====== RECORDS SHOWN

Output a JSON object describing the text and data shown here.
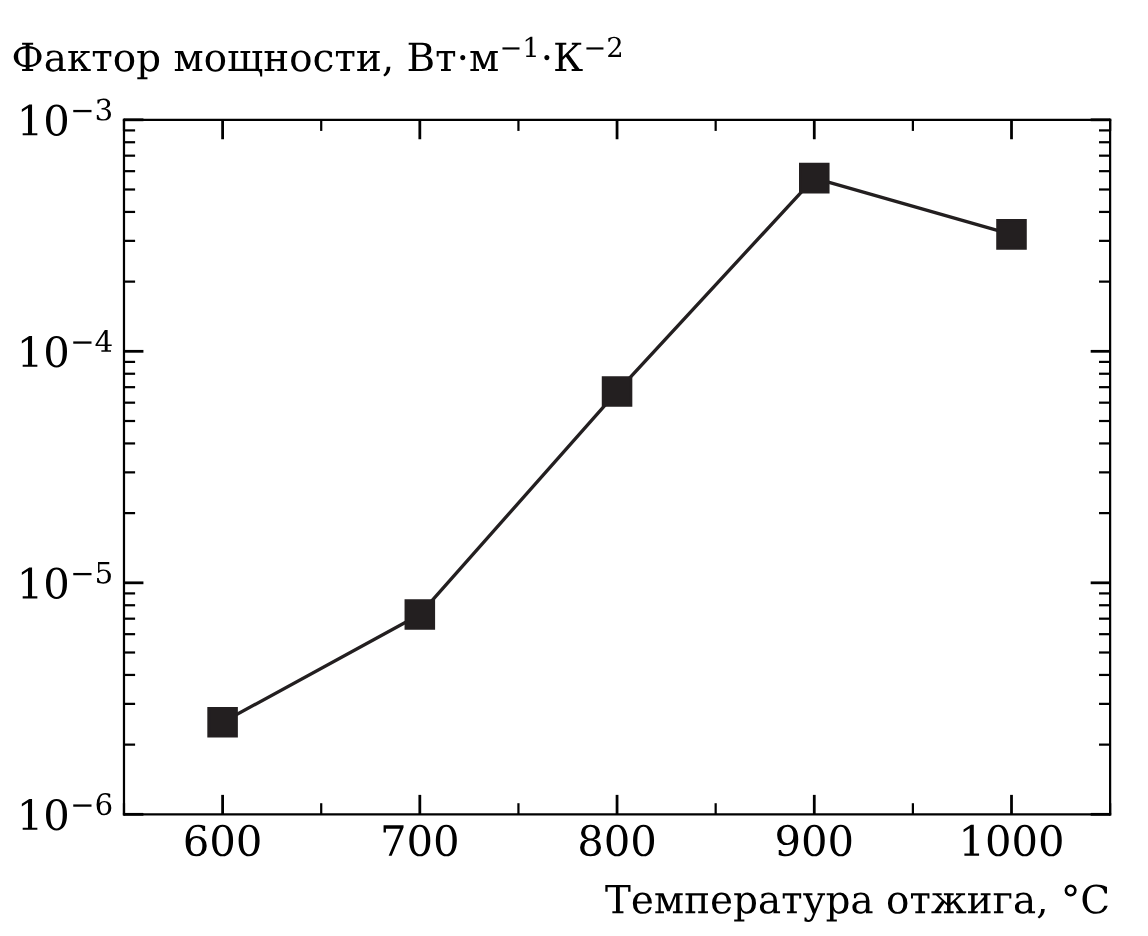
{
  "chart_data": {
    "type": "line",
    "ylabel": "Фактор мощности, Вт·м$^{−1}$·К$^{−2}$",
    "xlabel": "Температура отжига, °C",
    "x": [
      600,
      700,
      800,
      900,
      1000
    ],
    "series": [
      {
        "color": "#231f20",
        "values": [
          2.5e-06,
          7.3e-06,
          6.7e-05,
          0.00056,
          0.00032
        ]
      }
    ],
    "log": "y",
    "xlim": [
      550,
      1050
    ],
    "xticks": [
      600,
      700,
      800,
      900,
      1000
    ],
    "ylim": [
      1e-06,
      0.001
    ],
    "yticks": [
      {
        "value": 1e-06,
        "label": "10$^{−6}$"
      },
      {
        "value": 1e-05,
        "label": "10$^{−5}$"
      },
      {
        "value": 0.0001,
        "label": "10$^{−4}$"
      },
      {
        "value": 0.001,
        "label": "10$^{−3}$"
      }
    ],
    "marker": "square",
    "line_style": "solid",
    "grid": false,
    "legend": false
  }
}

============

[SHORT TASK]:
Strip the images and reproduce the remaining records precisely.

[FINISHED TASK]:
Output a JSON object describing the text and data shown here.
{
  "chart_data": {
    "type": "line",
    "ylabel": "Фактор мощности, Вт·м$^{−1}$·К$^{−2}$",
    "xlabel": "Температура отжига, °C",
    "x": [
      600,
      700,
      800,
      900,
      1000
    ],
    "series": [
      {
        "color": "#231f20",
        "values": [
          2.5e-06,
          7.3e-06,
          6.7e-05,
          0.00056,
          0.00032
        ]
      }
    ],
    "log": "y",
    "xlim": [
      550,
      1050
    ],
    "xticks": [
      600,
      700,
      800,
      900,
      1000
    ],
    "ylim": [
      1e-06,
      0.001
    ],
    "yticks": [
      {
        "value": 1e-06,
        "label": "10$^{−6}$"
      },
      {
        "value": 1e-05,
        "label": "10$^{−5}$"
      },
      {
        "value": 0.0001,
        "label": "10$^{−4}$"
      },
      {
        "value": 0.001,
        "label": "10$^{−3}$"
      }
    ],
    "marker": "square",
    "line_style": "solid",
    "grid": false,
    "legend": false
  }
}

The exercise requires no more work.